Records —
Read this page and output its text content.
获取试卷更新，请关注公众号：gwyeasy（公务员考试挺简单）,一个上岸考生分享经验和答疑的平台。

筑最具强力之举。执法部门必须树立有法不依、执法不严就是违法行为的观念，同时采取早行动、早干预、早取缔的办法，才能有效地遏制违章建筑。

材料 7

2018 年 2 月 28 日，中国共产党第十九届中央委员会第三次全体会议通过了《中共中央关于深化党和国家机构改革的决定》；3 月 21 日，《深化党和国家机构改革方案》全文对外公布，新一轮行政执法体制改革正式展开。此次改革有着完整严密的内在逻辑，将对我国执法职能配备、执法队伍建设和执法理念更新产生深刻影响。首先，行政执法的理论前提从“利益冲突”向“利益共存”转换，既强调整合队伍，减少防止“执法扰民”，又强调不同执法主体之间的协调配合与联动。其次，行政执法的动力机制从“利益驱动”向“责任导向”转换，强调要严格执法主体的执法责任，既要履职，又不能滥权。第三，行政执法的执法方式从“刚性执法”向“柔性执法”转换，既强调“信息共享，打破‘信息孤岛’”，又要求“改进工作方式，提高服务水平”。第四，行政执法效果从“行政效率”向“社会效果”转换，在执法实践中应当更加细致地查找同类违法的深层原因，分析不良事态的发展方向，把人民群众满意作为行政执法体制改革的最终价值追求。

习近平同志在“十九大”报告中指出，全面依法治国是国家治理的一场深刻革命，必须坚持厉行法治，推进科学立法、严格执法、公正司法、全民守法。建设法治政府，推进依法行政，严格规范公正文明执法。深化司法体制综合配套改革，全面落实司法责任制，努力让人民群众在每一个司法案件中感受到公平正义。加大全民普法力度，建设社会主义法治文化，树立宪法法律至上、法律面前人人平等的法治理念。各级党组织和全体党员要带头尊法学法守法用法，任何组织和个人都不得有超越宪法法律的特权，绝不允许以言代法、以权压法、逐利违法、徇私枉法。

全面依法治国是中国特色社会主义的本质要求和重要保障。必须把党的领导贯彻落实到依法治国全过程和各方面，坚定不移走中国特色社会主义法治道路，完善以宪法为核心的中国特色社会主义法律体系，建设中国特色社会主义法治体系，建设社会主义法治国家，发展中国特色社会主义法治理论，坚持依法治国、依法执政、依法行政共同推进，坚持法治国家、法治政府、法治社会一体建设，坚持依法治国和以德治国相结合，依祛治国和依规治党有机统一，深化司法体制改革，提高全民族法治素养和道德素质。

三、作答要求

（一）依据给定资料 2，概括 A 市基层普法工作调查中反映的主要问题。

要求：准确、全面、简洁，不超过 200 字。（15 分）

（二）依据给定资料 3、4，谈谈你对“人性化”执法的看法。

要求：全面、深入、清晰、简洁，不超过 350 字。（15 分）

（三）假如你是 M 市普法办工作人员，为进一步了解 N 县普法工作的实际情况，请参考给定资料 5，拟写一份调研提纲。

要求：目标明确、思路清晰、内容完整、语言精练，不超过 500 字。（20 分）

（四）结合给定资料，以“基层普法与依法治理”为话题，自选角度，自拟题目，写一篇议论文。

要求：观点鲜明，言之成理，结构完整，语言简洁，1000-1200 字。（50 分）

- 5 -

Written exercise —
Go through the entries above and copy every line containing "依据给定资料".

Right answer —
（一）依据给定资料 2，概括 A 市基层普法工作调查中反映的主要问题。
（二）依据给定资料 3、4，谈谈你对“人性化”执法的看法。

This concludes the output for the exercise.